- Work to do -
Reproduce the listing below without changes, except that pictures are left out.

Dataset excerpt
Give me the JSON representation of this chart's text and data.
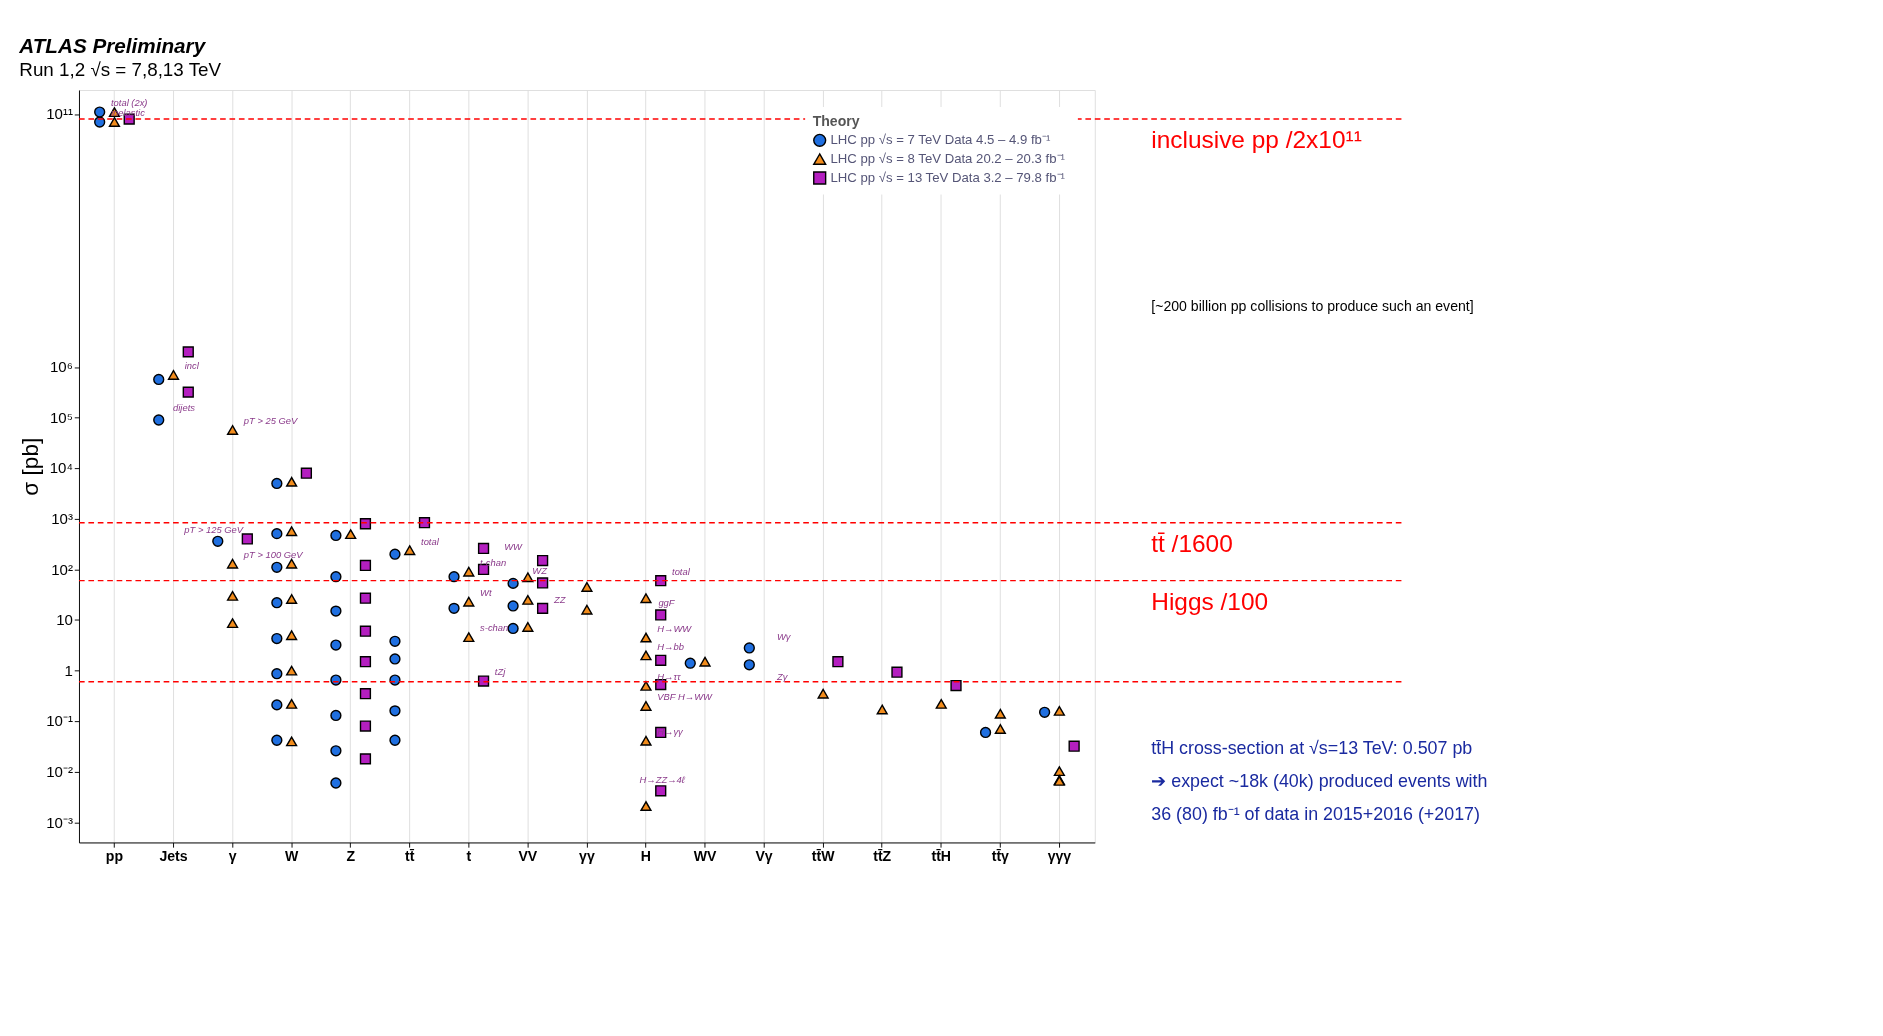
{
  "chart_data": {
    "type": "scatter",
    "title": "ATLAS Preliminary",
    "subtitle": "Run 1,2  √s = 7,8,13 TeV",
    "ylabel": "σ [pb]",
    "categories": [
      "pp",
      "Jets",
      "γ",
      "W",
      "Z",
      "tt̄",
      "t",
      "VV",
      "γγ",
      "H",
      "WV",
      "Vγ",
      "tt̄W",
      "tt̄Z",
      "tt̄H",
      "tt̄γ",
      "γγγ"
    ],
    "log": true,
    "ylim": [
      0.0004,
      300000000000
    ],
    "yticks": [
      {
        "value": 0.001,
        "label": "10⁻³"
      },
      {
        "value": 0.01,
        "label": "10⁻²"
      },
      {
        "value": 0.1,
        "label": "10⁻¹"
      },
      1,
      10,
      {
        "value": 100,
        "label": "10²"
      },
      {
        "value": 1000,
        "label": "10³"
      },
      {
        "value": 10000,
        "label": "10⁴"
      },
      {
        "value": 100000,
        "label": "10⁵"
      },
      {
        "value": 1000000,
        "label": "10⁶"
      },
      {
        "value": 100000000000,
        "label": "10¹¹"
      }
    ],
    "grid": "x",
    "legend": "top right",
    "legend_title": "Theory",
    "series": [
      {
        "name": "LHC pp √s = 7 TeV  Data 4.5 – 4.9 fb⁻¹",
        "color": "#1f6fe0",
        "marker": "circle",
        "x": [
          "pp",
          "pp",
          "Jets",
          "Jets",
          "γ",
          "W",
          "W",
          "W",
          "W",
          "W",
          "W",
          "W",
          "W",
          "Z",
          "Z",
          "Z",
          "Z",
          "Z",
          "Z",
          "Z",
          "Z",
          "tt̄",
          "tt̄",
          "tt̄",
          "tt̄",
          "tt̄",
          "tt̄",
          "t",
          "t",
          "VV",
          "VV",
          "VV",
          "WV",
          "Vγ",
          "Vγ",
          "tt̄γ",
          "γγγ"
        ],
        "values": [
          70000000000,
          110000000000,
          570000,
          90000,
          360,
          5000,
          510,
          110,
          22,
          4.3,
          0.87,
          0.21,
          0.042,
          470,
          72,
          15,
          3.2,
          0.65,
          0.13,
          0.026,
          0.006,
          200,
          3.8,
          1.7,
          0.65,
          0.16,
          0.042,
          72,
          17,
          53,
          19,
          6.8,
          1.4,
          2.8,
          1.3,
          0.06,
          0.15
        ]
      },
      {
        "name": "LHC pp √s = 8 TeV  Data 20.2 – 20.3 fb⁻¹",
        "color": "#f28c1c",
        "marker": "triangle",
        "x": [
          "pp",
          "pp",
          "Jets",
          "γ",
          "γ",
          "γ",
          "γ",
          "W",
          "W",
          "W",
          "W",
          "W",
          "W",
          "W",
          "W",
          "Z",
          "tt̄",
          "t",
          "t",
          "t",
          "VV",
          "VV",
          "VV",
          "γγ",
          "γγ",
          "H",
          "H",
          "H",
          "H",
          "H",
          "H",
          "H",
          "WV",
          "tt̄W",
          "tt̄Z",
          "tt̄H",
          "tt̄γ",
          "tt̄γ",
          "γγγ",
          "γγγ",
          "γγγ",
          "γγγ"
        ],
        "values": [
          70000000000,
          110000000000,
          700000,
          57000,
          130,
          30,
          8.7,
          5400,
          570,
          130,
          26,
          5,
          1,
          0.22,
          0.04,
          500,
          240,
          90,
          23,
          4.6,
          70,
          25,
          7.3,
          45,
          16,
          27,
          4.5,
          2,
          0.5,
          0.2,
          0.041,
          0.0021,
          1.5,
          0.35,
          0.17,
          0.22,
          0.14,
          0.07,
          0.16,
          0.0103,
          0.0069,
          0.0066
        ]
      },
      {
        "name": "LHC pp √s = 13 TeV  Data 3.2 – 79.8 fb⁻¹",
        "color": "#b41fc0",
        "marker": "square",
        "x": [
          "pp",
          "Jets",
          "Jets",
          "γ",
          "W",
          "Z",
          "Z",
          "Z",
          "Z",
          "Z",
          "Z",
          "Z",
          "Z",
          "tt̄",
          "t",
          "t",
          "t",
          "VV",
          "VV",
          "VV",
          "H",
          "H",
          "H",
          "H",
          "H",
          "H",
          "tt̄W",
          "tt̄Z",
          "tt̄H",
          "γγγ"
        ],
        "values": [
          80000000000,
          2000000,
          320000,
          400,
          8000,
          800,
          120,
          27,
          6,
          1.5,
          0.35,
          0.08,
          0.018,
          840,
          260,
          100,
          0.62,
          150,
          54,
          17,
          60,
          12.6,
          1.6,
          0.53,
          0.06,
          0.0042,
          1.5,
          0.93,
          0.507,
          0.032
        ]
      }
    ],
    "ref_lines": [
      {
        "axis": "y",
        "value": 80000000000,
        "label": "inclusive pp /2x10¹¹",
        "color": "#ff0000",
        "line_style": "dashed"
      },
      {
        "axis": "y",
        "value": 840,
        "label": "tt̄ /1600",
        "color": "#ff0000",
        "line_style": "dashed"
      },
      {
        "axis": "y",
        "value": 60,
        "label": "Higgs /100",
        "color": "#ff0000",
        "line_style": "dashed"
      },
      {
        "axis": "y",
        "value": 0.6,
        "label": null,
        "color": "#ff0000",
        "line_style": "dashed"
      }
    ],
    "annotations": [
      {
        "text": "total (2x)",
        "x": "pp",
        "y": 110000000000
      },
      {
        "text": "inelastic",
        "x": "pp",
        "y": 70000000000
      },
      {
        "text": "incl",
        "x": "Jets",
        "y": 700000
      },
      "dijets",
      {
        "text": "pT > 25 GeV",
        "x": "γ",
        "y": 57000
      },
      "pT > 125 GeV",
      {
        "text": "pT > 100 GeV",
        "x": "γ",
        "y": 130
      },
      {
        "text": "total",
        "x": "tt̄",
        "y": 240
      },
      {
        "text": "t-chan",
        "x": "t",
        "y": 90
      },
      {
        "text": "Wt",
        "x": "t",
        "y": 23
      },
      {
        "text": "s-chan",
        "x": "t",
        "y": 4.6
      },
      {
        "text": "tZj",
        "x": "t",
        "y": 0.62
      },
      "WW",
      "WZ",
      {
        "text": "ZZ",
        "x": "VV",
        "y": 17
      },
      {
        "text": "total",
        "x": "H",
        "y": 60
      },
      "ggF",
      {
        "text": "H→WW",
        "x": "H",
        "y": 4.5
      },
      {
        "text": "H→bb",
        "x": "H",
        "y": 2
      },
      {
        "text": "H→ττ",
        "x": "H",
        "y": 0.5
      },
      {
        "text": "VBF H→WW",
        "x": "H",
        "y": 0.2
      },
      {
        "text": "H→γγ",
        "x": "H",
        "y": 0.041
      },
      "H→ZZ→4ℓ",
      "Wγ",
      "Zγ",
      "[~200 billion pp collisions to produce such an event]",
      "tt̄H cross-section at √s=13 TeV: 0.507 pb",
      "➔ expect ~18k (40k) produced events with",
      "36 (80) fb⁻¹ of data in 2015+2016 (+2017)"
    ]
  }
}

- Exercise result -
Give me the JSON representation of this chart's text and data.
{
  "chart_data": {
    "type": "scatter",
    "title": "ATLAS Preliminary",
    "subtitle": "Run 1,2  √s = 7,8,13 TeV",
    "ylabel": "σ [pb]",
    "categories": [
      "pp",
      "Jets",
      "γ",
      "W",
      "Z",
      "tt̄",
      "t",
      "VV",
      "γγ",
      "H",
      "WV",
      "Vγ",
      "tt̄W",
      "tt̄Z",
      "tt̄H",
      "tt̄γ",
      "γγγ"
    ],
    "log": true,
    "ylim": [
      0.0004,
      300000000000
    ],
    "yticks": [
      {
        "value": 0.001,
        "label": "10⁻³"
      },
      {
        "value": 0.01,
        "label": "10⁻²"
      },
      {
        "value": 0.1,
        "label": "10⁻¹"
      },
      1,
      10,
      {
        "value": 100,
        "label": "10²"
      },
      {
        "value": 1000,
        "label": "10³"
      },
      {
        "value": 10000,
        "label": "10⁴"
      },
      {
        "value": 100000,
        "label": "10⁵"
      },
      {
        "value": 1000000,
        "label": "10⁶"
      },
      {
        "value": 100000000000,
        "label": "10¹¹"
      }
    ],
    "grid": "x",
    "legend": "top right",
    "legend_title": "Theory",
    "series": [
      {
        "name": "LHC pp √s = 7 TeV  Data 4.5 – 4.9 fb⁻¹",
        "color": "#1f6fe0",
        "marker": "circle",
        "x": [
          "pp",
          "pp",
          "Jets",
          "Jets",
          "γ",
          "W",
          "W",
          "W",
          "W",
          "W",
          "W",
          "W",
          "W",
          "Z",
          "Z",
          "Z",
          "Z",
          "Z",
          "Z",
          "Z",
          "Z",
          "tt̄",
          "tt̄",
          "tt̄",
          "tt̄",
          "tt̄",
          "tt̄",
          "t",
          "t",
          "VV",
          "VV",
          "VV",
          "WV",
          "Vγ",
          "Vγ",
          "tt̄γ",
          "γγγ"
        ],
        "values": [
          70000000000,
          110000000000,
          570000,
          90000,
          360,
          5000,
          510,
          110,
          22,
          4.3,
          0.87,
          0.21,
          0.042,
          470,
          72,
          15,
          3.2,
          0.65,
          0.13,
          0.026,
          0.006,
          200,
          3.8,
          1.7,
          0.65,
          0.16,
          0.042,
          72,
          17,
          53,
          19,
          6.8,
          1.4,
          2.8,
          1.3,
          0.06,
          0.15
        ]
      },
      {
        "name": "LHC pp √s = 8 TeV  Data 20.2 – 20.3 fb⁻¹",
        "color": "#f28c1c",
        "marker": "triangle",
        "x": [
          "pp",
          "pp",
          "Jets",
          "γ",
          "γ",
          "γ",
          "γ",
          "W",
          "W",
          "W",
          "W",
          "W",
          "W",
          "W",
          "W",
          "Z",
          "tt̄",
          "t",
          "t",
          "t",
          "VV",
          "VV",
          "VV",
          "γγ",
          "γγ",
          "H",
          "H",
          "H",
          "H",
          "H",
          "H",
          "H",
          "WV",
          "tt̄W",
          "tt̄Z",
          "tt̄H",
          "tt̄γ",
          "tt̄γ",
          "γγγ",
          "γγγ",
          "γγγ",
          "γγγ"
        ],
        "values": [
          70000000000,
          110000000000,
          700000,
          57000,
          130,
          30,
          8.7,
          5400,
          570,
          130,
          26,
          5,
          1,
          0.22,
          0.04,
          500,
          240,
          90,
          23,
          4.6,
          70,
          25,
          7.3,
          45,
          16,
          27,
          4.5,
          2,
          0.5,
          0.2,
          0.041,
          0.0021,
          1.5,
          0.35,
          0.17,
          0.22,
          0.14,
          0.07,
          0.16,
          0.0103,
          0.0069,
          0.0066
        ]
      },
      {
        "name": "LHC pp √s = 13 TeV  Data 3.2 – 79.8 fb⁻¹",
        "color": "#b41fc0",
        "marker": "square",
        "x": [
          "pp",
          "Jets",
          "Jets",
          "γ",
          "W",
          "Z",
          "Z",
          "Z",
          "Z",
          "Z",
          "Z",
          "Z",
          "Z",
          "tt̄",
          "t",
          "t",
          "t",
          "VV",
          "VV",
          "VV",
          "H",
          "H",
          "H",
          "H",
          "H",
          "H",
          "tt̄W",
          "tt̄Z",
          "tt̄H",
          "γγγ"
        ],
        "values": [
          80000000000,
          2000000,
          320000,
          400,
          8000,
          800,
          120,
          27,
          6,
          1.5,
          0.35,
          0.08,
          0.018,
          840,
          260,
          100,
          0.62,
          150,
          54,
          17,
          60,
          12.6,
          1.6,
          0.53,
          0.06,
          0.0042,
          1.5,
          0.93,
          0.507,
          0.032
        ]
      }
    ],
    "ref_lines": [
      {
        "axis": "y",
        "value": 80000000000,
        "label": "inclusive pp /2x10¹¹",
        "color": "#ff0000",
        "line_style": "dashed"
      },
      {
        "axis": "y",
        "value": 840,
        "label": "tt̄ /1600",
        "color": "#ff0000",
        "line_style": "dashed"
      },
      {
        "axis": "y",
        "value": 60,
        "label": "Higgs /100",
        "color": "#ff0000",
        "line_style": "dashed"
      },
      {
        "axis": "y",
        "value": 0.6,
        "label": null,
        "color": "#ff0000",
        "line_style": "dashed"
      }
    ],
    "annotations": [
      {
        "text": "total (2x)",
        "x": "pp",
        "y": 110000000000
      },
      {
        "text": "inelastic",
        "x": "pp",
        "y": 70000000000
      },
      {
        "text": "incl",
        "x": "Jets",
        "y": 700000
      },
      "dijets",
      {
        "text": "pT > 25 GeV",
        "x": "γ",
        "y": 57000
      },
      "pT > 125 GeV",
      {
        "text": "pT > 100 GeV",
        "x": "γ",
        "y": 130
      },
      {
        "text": "total",
        "x": "tt̄",
        "y": 240
      },
      {
        "text": "t-chan",
        "x": "t",
        "y": 90
      },
      {
        "text": "Wt",
        "x": "t",
        "y": 23
      },
      {
        "text": "s-chan",
        "x": "t",
        "y": 4.6
      },
      {
        "text": "tZj",
        "x": "t",
        "y": 0.62
      },
      "WW",
      "WZ",
      {
        "text": "ZZ",
        "x": "VV",
        "y": 17
      },
      {
        "text": "total",
        "x": "H",
        "y": 60
      },
      "ggF",
      {
        "text": "H→WW",
        "x": "H",
        "y": 4.5
      },
      {
        "text": "H→bb",
        "x": "H",
        "y": 2
      },
      {
        "text": "H→ττ",
        "x": "H",
        "y": 0.5
      },
      {
        "text": "VBF H→WW",
        "x": "H",
        "y": 0.2
      },
      {
        "text": "H→γγ",
        "x": "H",
        "y": 0.041
      },
      "H→ZZ→4ℓ",
      "Wγ",
      "Zγ",
      "[~200 billion pp collisions to produce such an event]",
      "tt̄H cross-section at √s=13 TeV: 0.507 pb",
      "➔ expect ~18k (40k) produced events with",
      "36 (80) fb⁻¹ of data in 2015+2016 (+2017)"
    ]
  }
}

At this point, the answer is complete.